_Your goal_:
Make an exact copy of all the entries, but do not reproduce the pictures.

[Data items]
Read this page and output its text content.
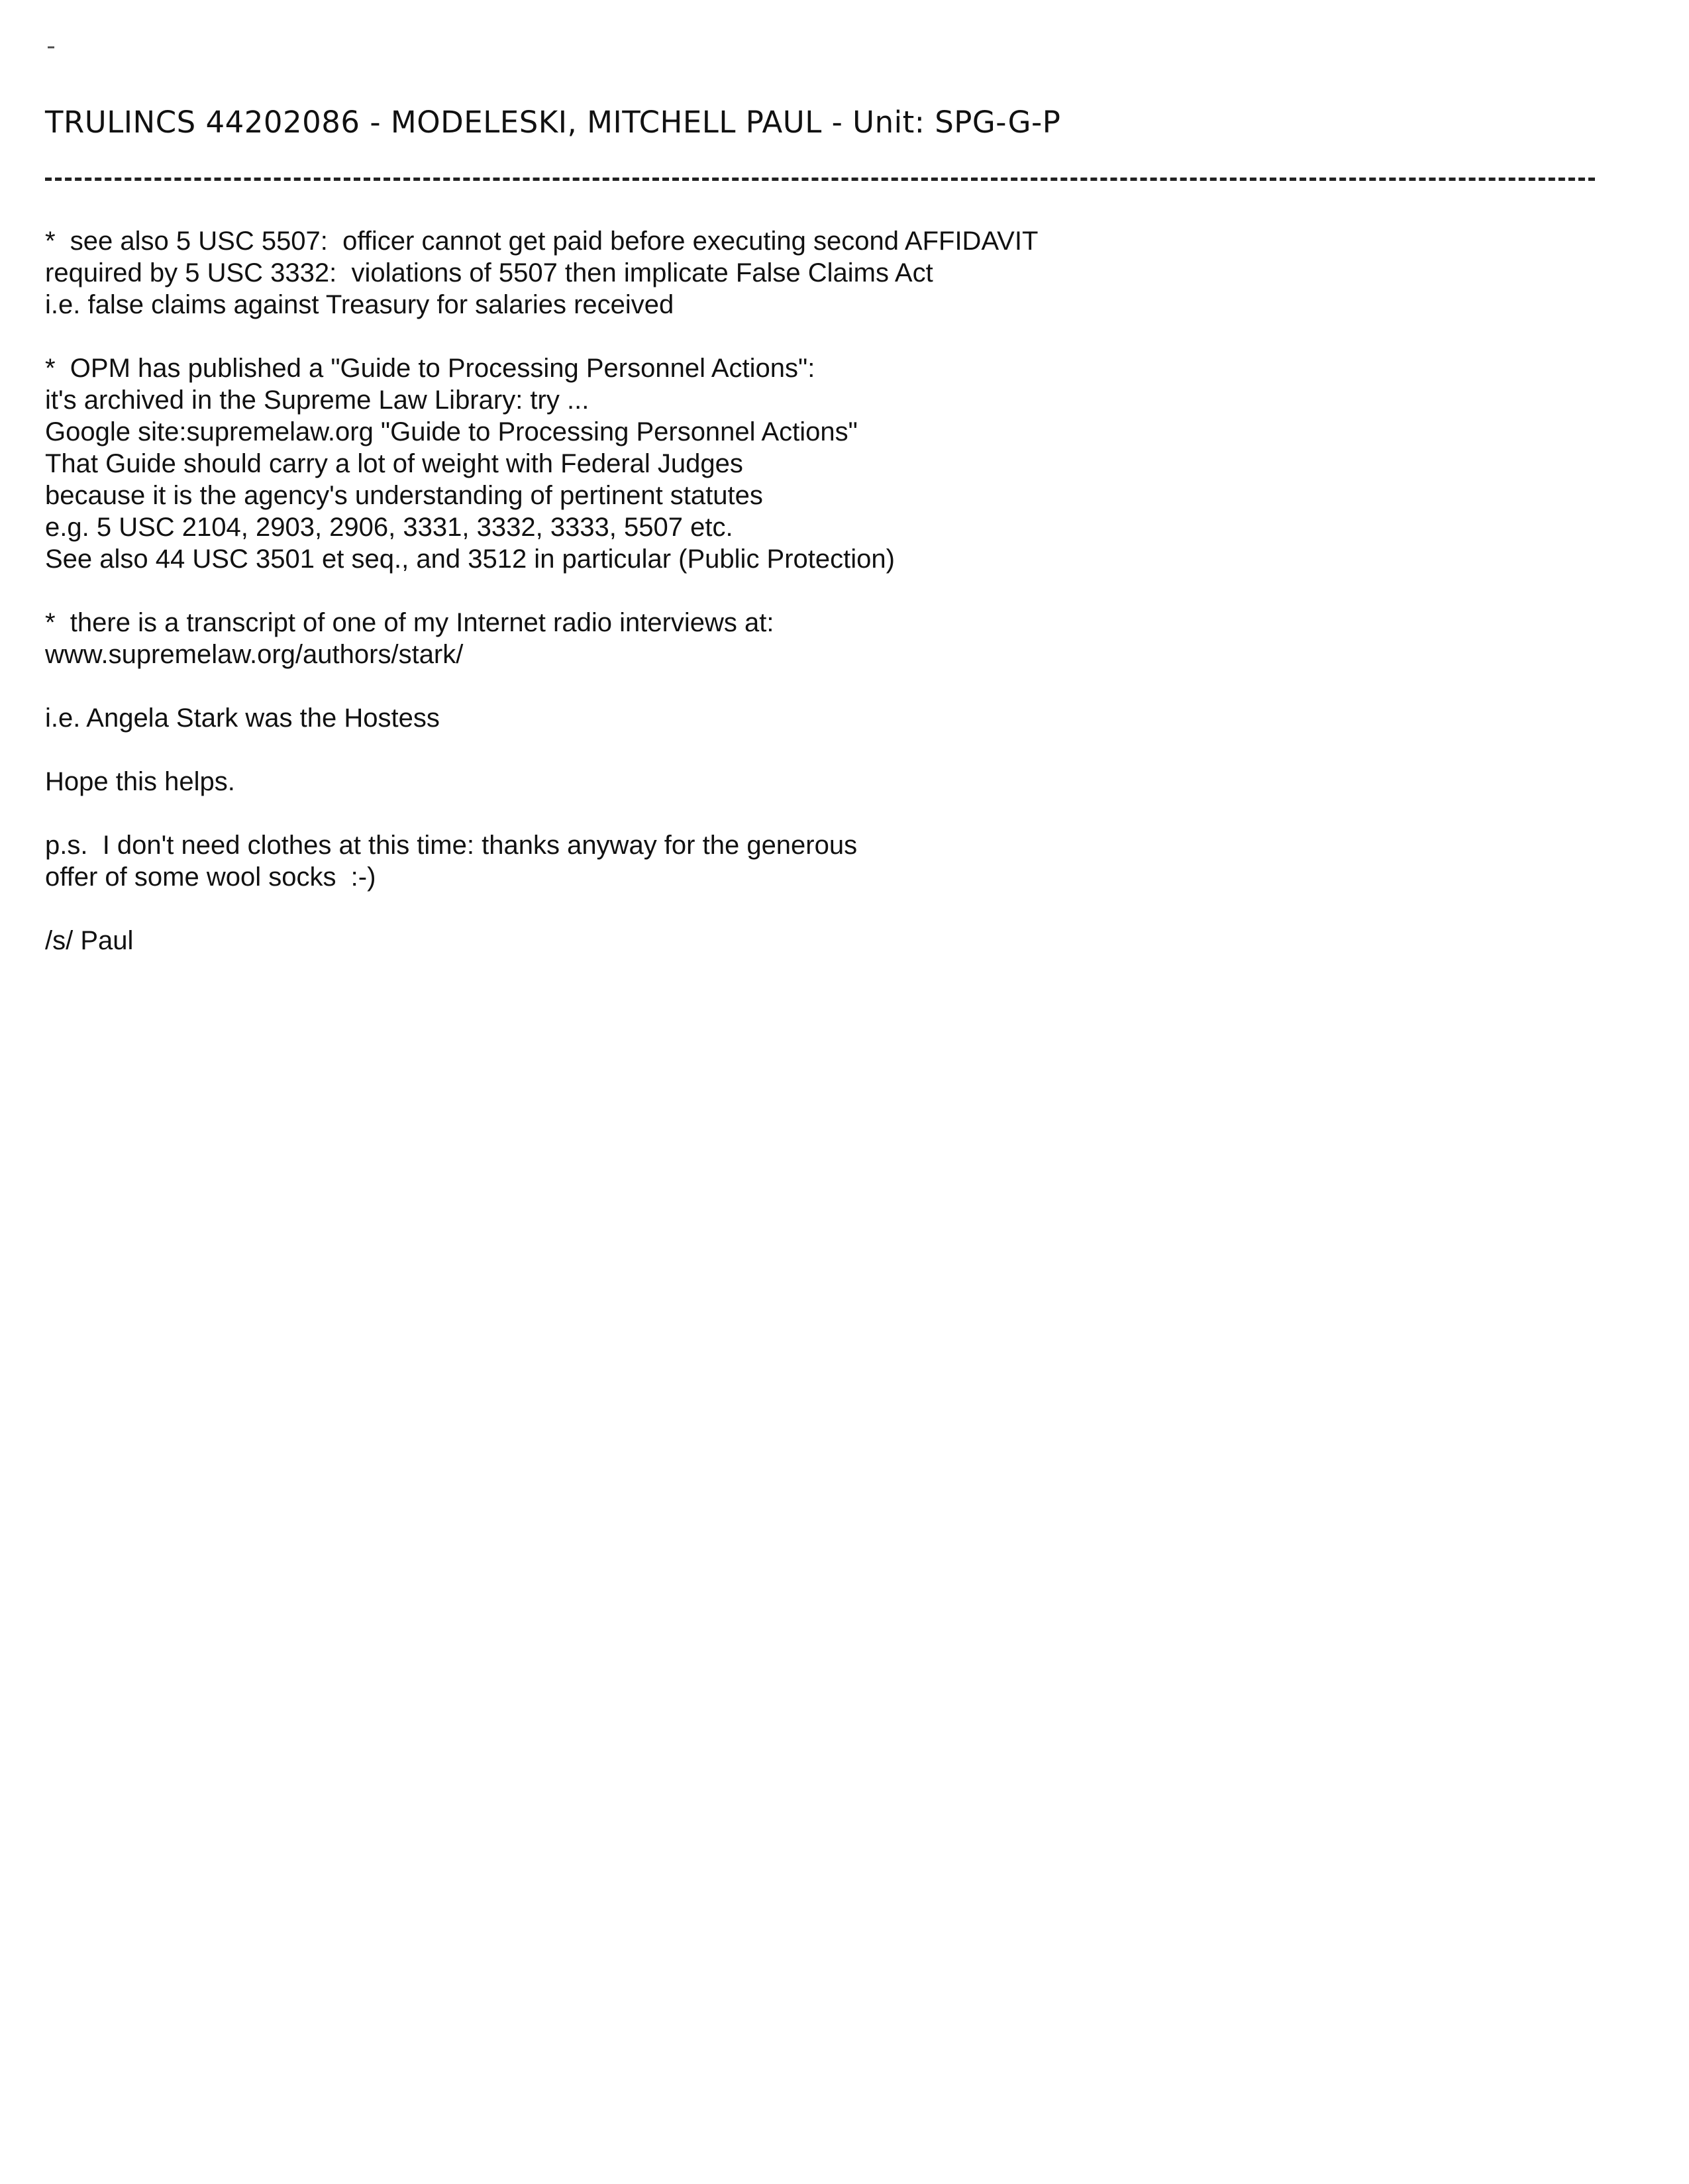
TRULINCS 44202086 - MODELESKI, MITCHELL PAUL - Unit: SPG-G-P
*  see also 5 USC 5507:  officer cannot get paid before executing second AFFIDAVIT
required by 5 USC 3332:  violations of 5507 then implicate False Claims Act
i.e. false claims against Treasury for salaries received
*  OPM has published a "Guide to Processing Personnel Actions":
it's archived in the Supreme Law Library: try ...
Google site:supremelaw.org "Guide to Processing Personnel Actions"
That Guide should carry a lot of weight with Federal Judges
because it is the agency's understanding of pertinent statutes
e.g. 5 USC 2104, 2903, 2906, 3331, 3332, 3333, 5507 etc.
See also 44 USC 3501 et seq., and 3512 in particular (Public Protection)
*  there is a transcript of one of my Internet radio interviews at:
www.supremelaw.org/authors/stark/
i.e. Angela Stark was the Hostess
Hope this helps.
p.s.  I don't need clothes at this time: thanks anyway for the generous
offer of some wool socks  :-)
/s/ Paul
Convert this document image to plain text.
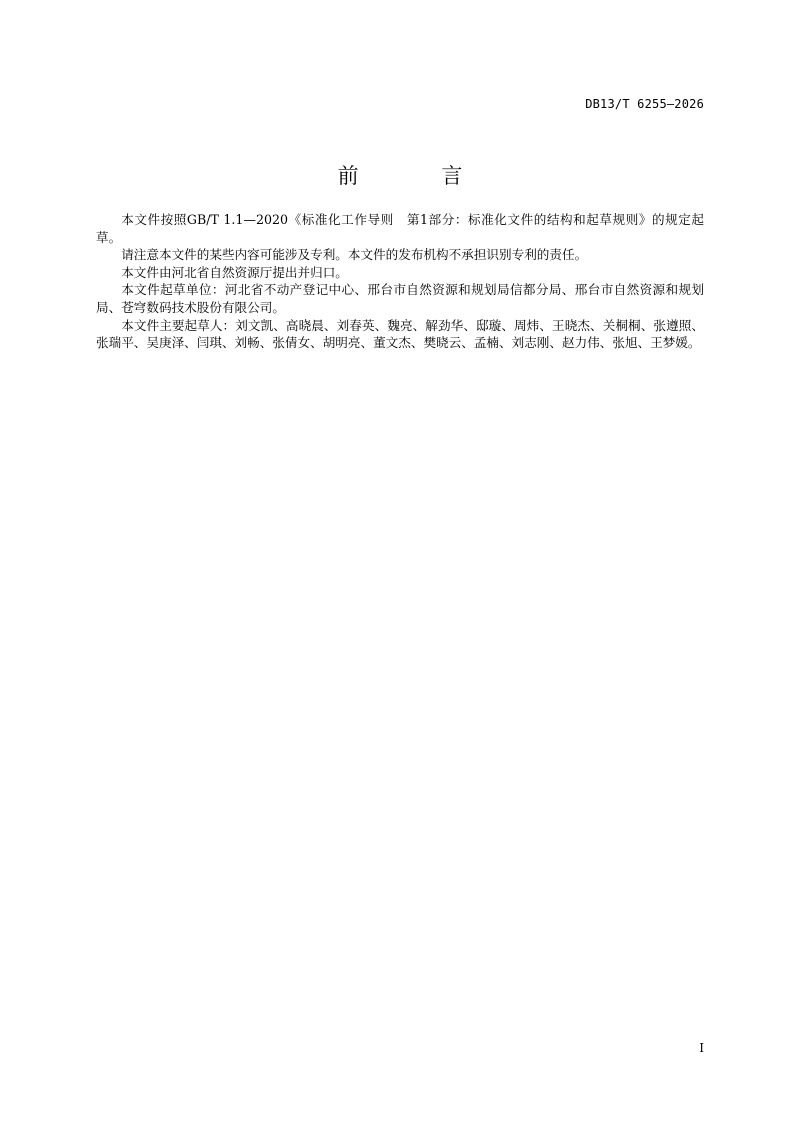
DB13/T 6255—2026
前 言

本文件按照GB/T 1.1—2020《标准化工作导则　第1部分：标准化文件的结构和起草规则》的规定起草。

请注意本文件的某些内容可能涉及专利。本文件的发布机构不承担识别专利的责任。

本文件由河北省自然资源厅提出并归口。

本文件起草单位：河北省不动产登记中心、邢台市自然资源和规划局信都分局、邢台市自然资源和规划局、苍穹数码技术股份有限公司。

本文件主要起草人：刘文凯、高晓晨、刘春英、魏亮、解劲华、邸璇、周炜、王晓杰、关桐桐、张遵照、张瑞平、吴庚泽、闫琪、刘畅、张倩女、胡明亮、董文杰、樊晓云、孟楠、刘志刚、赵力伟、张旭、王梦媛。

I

_Answer_:
Read this page and output its text content.
TRULINCS 44202086 - MODELESKI, MITCHELL PAUL - Unit: SPG-G-P
*  see also 5 USC 5507:  officer cannot get paid before executing second AFFIDAVIT
required by 5 USC 3332:  violations of 5507 then implicate False Claims Act
i.e. false claims against Treasury for salaries received
*  OPM has published a "Guide to Processing Personnel Actions":
it's archived in the Supreme Law Library: try ...
Google site:supremelaw.org "Guide to Processing Personnel Actions"
That Guide should carry a lot of weight with Federal Judges
because it is the agency's understanding of pertinent statutes
e.g. 5 USC 2104, 2903, 2906, 3331, 3332, 3333, 5507 etc.
See also 44 USC 3501 et seq., and 3512 in particular (Public Protection)
*  there is a transcript of one of my Internet radio interviews at:
www.supremelaw.org/authors/stark/
i.e. Angela Stark was the Hostess
Hope this helps.
p.s.  I don't need clothes at this time: thanks anyway for the generous
offer of some wool socks  :-)
/s/ Paul
Convert this document image to plain text.
DB13/T 6255—2026
前 言

本文件按照GB/T 1.1—2020《标准化工作导则　第1部分：标准化文件的结构和起草规则》的规定起草。

请注意本文件的某些内容可能涉及专利。本文件的发布机构不承担识别专利的责任。

本文件由河北省自然资源厅提出并归口。

本文件起草单位：河北省不动产登记中心、邢台市自然资源和规划局信都分局、邢台市自然资源和规划局、苍穹数码技术股份有限公司。

本文件主要起草人：刘文凯、高晓晨、刘春英、魏亮、解劲华、邸璇、周炜、王晓杰、关桐桐、张遵照、张瑞平、吴庚泽、闫琪、刘畅、张倩女、胡明亮、董文杰、樊晓云、孟楠、刘志刚、赵力伟、张旭、王梦媛。

I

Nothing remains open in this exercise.